┌─ Provided information
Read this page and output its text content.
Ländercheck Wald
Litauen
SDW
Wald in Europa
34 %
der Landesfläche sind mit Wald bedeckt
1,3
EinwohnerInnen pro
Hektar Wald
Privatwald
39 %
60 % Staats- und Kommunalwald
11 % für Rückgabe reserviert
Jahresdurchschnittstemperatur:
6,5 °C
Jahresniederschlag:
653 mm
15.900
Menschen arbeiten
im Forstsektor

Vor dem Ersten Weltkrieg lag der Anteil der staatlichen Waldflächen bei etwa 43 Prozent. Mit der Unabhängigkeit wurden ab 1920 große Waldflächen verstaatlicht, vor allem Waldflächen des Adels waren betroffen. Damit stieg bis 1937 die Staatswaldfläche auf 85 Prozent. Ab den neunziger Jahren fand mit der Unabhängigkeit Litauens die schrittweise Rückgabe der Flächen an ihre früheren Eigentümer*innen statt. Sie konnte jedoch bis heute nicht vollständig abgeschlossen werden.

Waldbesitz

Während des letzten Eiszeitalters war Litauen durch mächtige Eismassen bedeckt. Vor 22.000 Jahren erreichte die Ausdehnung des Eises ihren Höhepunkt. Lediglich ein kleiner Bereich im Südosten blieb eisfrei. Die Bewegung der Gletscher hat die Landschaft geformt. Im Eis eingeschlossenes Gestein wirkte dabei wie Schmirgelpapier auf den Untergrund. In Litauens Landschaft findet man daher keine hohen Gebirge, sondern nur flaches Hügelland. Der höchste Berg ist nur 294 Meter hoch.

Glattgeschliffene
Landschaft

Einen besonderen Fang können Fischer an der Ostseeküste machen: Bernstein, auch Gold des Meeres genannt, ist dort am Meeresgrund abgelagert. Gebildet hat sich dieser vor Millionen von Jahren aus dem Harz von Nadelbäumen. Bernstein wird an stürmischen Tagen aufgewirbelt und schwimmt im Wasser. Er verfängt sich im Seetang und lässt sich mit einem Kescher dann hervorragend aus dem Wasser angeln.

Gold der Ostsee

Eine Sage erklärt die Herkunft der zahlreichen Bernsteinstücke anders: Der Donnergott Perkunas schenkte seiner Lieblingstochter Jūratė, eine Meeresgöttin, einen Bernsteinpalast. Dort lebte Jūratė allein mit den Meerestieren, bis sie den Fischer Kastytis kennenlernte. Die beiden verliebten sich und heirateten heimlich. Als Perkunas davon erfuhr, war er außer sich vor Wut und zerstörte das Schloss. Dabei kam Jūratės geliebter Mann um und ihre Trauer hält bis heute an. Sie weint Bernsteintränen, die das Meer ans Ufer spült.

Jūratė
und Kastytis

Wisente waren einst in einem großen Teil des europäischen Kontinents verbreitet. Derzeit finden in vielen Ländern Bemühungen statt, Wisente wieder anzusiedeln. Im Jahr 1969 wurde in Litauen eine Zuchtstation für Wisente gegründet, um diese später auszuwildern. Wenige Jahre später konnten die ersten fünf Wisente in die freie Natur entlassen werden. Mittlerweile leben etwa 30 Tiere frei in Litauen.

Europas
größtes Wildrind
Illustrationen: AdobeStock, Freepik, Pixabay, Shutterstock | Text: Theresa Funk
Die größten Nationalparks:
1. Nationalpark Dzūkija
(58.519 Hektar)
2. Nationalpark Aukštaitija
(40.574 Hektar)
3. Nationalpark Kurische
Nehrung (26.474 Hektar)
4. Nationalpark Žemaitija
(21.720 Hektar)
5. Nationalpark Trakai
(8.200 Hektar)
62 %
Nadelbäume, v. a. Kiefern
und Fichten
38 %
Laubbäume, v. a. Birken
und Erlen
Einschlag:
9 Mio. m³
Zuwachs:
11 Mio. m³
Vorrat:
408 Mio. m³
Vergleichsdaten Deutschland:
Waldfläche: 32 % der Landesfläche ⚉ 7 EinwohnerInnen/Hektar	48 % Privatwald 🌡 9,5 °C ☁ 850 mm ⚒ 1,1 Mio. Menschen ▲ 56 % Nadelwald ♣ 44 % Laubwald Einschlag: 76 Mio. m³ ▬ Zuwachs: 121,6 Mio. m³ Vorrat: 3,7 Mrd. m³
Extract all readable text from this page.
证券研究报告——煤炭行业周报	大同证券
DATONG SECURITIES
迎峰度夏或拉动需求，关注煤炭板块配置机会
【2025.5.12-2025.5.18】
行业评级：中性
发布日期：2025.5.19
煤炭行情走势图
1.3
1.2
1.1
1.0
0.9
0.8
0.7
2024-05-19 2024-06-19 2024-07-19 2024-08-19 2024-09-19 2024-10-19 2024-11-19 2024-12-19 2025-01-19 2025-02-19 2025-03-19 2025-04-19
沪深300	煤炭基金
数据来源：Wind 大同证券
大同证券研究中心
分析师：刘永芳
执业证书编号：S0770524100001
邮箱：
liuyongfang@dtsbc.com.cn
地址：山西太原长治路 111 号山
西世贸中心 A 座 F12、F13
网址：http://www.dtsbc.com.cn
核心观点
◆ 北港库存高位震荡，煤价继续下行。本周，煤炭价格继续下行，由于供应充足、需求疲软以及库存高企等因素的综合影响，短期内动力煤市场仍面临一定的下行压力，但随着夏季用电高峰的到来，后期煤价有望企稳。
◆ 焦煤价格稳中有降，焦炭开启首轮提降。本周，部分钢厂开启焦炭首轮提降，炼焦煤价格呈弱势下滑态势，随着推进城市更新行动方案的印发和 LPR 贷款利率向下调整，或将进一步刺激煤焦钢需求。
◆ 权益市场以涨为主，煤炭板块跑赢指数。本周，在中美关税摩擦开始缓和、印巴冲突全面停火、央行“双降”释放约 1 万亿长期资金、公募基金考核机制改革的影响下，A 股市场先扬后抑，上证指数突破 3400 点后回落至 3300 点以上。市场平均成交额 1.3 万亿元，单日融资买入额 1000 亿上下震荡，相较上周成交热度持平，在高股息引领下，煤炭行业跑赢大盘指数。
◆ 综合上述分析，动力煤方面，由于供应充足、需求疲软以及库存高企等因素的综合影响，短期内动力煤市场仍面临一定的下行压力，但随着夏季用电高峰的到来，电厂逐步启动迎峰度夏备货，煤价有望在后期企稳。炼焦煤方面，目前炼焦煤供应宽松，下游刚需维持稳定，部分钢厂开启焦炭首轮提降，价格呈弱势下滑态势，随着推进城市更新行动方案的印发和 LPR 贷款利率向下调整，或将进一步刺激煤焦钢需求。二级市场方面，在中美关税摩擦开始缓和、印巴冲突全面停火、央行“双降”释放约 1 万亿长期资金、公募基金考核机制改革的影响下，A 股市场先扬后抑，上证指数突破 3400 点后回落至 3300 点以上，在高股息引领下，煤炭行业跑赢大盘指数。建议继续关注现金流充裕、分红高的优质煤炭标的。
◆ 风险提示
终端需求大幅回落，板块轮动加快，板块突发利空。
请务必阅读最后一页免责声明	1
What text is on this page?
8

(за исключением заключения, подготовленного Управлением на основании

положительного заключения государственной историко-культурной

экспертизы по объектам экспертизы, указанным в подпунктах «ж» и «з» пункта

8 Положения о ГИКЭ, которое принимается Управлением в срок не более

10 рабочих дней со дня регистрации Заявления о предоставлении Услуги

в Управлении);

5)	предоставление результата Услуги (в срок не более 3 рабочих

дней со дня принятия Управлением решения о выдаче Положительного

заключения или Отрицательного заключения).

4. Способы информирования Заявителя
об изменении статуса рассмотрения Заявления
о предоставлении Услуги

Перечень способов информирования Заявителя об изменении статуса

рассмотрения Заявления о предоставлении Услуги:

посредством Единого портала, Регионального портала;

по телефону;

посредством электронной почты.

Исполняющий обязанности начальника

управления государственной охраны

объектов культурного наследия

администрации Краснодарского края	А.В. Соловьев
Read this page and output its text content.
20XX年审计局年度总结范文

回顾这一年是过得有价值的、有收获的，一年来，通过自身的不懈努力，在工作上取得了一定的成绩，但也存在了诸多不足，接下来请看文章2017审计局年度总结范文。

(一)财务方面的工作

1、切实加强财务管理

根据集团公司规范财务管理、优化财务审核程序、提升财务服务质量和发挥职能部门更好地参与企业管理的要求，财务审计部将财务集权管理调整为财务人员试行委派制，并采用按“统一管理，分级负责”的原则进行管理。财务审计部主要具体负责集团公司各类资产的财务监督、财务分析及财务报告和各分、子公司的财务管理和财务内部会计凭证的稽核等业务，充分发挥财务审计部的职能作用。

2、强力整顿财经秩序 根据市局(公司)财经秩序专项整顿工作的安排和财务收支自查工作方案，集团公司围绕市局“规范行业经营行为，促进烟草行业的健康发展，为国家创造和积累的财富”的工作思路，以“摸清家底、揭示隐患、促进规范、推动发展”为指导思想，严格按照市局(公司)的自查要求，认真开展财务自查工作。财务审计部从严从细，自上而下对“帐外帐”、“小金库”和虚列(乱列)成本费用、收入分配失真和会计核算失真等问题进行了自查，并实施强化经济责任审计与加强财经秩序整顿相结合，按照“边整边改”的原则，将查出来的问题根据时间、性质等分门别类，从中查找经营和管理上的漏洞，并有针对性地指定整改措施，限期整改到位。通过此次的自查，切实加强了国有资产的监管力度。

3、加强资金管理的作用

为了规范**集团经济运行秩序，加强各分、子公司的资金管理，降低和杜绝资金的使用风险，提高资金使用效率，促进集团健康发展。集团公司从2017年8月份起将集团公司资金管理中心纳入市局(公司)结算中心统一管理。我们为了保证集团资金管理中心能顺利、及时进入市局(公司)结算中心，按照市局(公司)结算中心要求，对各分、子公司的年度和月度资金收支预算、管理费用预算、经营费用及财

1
└─
* Task brief *
Copy out every line holding the string "Gold".

* Response to this task *
Einen besonderen Fang können Fischer an der Ostseeküste machen: Bernstein, auch Gold des Meeres genannt, ist dort am Meeresgrund abgelagert. Gebildet hat sich dieser vor Millionen von Jahren aus dem Harz von Nadelbäumen. Bernstein wird an stürmischen Tagen aufgewirbelt und schwimmt im Wasser. Er verfängt sich im Seetang und lässt sich mit einem Kescher dann hervorragend aus dem Wasser angeln.
Gold der Ostsee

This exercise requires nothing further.